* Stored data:
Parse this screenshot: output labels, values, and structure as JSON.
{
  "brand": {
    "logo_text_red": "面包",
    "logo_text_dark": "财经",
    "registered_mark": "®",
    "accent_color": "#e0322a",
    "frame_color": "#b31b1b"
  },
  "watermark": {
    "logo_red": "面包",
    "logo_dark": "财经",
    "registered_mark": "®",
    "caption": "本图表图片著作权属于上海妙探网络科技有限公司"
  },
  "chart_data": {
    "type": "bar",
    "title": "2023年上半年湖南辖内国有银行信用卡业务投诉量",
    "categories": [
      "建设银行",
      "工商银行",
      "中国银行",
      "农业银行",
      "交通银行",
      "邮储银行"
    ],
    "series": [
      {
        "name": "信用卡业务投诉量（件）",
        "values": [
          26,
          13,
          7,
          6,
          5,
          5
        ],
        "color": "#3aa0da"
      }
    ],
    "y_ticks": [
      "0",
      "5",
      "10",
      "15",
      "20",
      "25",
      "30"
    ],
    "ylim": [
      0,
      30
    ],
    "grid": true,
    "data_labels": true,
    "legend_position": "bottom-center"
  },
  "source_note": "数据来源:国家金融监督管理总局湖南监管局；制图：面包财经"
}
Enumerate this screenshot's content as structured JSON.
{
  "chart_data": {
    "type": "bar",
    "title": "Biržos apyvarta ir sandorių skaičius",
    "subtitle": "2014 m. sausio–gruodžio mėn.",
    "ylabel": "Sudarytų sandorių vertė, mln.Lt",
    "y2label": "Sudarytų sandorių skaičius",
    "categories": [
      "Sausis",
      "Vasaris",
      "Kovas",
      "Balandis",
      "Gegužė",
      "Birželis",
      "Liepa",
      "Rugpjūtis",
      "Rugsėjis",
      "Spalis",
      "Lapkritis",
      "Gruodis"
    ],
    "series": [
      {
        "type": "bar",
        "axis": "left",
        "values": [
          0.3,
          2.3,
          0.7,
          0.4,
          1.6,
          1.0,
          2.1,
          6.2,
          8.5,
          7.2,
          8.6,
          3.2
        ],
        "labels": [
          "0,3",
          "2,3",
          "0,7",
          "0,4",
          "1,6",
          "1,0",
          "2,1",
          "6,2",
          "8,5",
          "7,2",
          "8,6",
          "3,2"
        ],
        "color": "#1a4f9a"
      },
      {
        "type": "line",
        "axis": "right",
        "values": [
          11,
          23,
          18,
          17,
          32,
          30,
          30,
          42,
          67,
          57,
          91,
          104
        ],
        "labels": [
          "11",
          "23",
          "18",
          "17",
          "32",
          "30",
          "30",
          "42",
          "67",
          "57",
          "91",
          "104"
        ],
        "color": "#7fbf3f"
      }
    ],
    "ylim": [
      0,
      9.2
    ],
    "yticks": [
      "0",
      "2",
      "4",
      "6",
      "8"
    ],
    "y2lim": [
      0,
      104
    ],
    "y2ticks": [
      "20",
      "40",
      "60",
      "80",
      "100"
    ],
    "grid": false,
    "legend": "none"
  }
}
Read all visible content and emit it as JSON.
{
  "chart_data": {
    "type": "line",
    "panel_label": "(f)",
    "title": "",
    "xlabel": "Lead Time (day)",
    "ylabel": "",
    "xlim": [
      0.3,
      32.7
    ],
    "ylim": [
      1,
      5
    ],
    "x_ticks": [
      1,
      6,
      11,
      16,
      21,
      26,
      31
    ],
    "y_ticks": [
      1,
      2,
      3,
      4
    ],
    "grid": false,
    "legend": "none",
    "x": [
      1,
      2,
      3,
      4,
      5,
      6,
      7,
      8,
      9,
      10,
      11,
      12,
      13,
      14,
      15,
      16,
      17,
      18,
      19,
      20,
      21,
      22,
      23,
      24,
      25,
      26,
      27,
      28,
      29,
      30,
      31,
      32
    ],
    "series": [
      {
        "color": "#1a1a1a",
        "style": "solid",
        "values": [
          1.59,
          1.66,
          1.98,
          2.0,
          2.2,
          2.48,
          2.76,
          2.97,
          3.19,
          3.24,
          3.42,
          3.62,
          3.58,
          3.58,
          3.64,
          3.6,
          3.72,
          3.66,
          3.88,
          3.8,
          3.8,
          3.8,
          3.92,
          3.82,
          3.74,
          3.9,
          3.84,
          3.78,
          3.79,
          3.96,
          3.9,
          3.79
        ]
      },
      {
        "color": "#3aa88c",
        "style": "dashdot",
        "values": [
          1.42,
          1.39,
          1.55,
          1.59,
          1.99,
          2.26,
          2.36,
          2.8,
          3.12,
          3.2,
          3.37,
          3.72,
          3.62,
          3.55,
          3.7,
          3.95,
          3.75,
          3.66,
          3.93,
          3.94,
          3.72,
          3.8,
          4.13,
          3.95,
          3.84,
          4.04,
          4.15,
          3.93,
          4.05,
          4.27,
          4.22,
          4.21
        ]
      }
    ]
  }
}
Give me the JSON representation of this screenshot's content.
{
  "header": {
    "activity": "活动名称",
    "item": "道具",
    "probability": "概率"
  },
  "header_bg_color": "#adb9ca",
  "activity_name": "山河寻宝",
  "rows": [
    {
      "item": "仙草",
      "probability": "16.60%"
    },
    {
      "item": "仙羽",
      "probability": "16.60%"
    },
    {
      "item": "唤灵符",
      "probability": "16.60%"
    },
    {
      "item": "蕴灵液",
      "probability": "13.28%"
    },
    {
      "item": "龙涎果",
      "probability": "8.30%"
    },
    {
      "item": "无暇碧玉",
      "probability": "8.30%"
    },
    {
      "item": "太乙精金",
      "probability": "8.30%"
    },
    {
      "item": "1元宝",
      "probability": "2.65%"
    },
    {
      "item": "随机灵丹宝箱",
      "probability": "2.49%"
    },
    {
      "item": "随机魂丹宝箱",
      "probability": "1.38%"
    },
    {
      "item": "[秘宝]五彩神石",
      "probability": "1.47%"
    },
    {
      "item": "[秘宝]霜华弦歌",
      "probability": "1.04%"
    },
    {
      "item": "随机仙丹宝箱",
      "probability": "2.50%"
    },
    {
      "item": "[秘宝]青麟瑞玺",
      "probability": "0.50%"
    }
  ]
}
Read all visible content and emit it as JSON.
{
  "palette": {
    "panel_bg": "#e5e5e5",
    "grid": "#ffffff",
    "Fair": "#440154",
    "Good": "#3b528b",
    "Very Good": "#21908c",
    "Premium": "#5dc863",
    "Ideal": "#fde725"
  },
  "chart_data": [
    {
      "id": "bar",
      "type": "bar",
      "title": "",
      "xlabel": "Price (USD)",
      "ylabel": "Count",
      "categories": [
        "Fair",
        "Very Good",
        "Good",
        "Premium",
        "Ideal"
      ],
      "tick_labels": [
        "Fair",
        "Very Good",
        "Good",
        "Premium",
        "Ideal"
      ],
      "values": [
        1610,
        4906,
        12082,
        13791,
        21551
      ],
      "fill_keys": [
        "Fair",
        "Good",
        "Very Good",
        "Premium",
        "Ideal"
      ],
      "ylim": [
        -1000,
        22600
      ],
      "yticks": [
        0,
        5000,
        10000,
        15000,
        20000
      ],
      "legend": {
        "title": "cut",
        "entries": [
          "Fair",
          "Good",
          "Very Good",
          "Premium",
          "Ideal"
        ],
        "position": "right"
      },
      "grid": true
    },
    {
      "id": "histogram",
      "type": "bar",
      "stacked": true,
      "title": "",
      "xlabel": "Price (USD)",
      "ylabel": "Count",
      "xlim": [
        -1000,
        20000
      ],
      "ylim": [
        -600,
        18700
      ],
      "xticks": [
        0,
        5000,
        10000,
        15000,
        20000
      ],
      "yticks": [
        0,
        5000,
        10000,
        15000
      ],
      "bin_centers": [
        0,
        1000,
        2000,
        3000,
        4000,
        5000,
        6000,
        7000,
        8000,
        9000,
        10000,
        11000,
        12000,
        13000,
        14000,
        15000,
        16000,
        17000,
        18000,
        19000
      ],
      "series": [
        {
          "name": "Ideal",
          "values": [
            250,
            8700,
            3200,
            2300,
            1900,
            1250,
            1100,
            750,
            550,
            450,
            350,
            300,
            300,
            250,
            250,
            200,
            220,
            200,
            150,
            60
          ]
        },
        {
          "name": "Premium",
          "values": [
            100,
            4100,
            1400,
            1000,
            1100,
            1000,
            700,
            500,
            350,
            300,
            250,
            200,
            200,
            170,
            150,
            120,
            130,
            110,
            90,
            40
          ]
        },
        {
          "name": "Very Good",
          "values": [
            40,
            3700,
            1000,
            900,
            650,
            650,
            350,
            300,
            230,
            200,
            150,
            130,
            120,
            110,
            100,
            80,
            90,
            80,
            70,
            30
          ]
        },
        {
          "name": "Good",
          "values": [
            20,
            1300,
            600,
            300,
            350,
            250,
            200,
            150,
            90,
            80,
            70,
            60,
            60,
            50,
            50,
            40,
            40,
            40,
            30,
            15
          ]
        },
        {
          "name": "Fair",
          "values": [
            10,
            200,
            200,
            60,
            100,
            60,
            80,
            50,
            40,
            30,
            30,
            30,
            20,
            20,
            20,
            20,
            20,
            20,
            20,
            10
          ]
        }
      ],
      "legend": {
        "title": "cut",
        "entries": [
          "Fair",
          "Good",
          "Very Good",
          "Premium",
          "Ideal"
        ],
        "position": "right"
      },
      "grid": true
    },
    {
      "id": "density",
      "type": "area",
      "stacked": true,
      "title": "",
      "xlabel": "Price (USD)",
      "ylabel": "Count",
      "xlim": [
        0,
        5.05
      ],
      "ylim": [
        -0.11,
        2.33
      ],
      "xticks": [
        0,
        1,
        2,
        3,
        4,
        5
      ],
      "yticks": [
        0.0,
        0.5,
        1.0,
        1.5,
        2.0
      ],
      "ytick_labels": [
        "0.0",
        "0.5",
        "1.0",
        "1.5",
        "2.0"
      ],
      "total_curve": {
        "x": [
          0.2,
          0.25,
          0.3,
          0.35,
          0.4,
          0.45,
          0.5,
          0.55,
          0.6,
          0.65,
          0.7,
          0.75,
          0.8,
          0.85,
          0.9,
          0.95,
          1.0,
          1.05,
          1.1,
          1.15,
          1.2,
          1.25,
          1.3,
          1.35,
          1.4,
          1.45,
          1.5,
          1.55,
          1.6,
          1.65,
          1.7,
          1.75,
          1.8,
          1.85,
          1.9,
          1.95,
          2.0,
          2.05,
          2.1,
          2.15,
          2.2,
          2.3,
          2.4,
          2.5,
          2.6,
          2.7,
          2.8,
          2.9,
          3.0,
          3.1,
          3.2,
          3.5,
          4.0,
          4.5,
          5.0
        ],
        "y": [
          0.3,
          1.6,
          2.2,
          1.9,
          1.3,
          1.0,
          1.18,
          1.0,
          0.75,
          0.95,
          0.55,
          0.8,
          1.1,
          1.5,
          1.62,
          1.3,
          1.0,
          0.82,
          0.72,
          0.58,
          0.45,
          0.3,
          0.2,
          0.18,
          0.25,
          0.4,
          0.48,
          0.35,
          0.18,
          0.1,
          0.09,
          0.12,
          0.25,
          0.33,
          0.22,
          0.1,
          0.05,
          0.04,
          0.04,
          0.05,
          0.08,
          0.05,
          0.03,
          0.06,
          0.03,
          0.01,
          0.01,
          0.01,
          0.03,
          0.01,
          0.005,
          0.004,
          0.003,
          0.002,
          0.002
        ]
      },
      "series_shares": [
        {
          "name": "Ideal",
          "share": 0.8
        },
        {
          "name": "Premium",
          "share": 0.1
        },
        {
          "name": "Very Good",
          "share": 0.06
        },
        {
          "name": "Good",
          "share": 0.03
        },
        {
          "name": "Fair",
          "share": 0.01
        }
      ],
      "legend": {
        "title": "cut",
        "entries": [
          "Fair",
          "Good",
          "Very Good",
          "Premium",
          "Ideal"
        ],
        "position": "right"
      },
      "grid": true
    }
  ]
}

* WHAT YOU HAVE TO DO:
Pull out all lines containing the word "sandorių" from the entries above.

* FULL RESPONSE:
    "title": "Biržos apyvarta ir sandorių skaičius",
    "ylabel": "Sudarytų sandorių vertė, mln.Lt",
    "y2label": "Sudarytų sandorių skaičius",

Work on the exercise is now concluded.